Dataset items:
◇ ◇ ◇

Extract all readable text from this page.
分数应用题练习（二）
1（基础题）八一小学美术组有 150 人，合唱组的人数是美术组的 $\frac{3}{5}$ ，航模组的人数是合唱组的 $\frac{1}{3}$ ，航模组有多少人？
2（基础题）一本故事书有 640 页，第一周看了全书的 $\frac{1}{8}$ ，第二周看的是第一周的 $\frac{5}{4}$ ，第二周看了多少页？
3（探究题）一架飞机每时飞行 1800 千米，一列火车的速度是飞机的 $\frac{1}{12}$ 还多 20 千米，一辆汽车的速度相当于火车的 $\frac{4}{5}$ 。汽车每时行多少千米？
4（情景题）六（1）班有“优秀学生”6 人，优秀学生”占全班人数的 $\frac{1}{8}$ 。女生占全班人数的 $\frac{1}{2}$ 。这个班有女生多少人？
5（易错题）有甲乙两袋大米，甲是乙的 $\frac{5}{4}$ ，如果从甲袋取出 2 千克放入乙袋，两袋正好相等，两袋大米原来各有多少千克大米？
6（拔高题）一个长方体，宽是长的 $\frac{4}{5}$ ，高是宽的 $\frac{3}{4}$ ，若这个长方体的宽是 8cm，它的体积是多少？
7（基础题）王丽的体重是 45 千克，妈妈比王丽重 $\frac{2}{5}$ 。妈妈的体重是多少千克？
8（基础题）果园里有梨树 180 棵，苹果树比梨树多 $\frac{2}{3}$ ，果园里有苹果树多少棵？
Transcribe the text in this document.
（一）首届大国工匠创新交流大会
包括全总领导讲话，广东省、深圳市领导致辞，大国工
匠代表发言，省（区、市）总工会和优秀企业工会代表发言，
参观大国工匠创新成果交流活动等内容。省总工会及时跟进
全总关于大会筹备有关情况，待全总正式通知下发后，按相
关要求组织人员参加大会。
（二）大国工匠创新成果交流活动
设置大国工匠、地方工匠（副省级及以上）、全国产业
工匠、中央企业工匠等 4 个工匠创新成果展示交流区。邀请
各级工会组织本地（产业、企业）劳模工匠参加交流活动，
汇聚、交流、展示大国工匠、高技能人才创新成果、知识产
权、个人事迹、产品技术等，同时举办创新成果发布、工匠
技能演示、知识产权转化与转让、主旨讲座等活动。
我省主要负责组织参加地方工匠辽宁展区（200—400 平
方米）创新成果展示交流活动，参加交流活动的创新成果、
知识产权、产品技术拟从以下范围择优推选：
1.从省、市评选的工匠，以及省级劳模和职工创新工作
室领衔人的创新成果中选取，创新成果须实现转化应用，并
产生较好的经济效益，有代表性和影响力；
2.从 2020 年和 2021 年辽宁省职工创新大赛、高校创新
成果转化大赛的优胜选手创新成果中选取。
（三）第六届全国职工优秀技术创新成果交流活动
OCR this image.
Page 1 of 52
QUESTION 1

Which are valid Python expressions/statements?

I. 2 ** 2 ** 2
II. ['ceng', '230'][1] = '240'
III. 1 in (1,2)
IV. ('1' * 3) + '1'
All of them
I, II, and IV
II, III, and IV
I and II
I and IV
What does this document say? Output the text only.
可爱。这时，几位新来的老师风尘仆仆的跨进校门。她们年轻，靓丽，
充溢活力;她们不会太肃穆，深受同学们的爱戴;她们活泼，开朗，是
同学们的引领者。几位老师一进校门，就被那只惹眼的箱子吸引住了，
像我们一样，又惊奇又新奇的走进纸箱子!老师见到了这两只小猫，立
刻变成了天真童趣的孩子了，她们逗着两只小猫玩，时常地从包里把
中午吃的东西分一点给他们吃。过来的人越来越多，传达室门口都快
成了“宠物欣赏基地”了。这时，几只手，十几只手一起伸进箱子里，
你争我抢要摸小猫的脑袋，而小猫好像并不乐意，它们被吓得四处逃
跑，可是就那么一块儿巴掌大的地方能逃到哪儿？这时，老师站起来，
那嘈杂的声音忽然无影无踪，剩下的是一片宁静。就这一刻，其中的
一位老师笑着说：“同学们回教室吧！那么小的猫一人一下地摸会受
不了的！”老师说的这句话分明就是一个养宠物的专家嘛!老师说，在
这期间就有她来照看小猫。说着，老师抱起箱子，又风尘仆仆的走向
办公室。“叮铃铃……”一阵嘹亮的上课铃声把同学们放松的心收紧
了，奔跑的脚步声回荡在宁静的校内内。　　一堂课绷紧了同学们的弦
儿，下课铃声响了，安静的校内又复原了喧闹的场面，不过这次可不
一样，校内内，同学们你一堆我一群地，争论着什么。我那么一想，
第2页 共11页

◇ ◇ ◇

The problem:
Which lines contain the word "document"? Copy each one.

Answer for the task:
Transcribe the text in this document.
What does this document say? Output the text only.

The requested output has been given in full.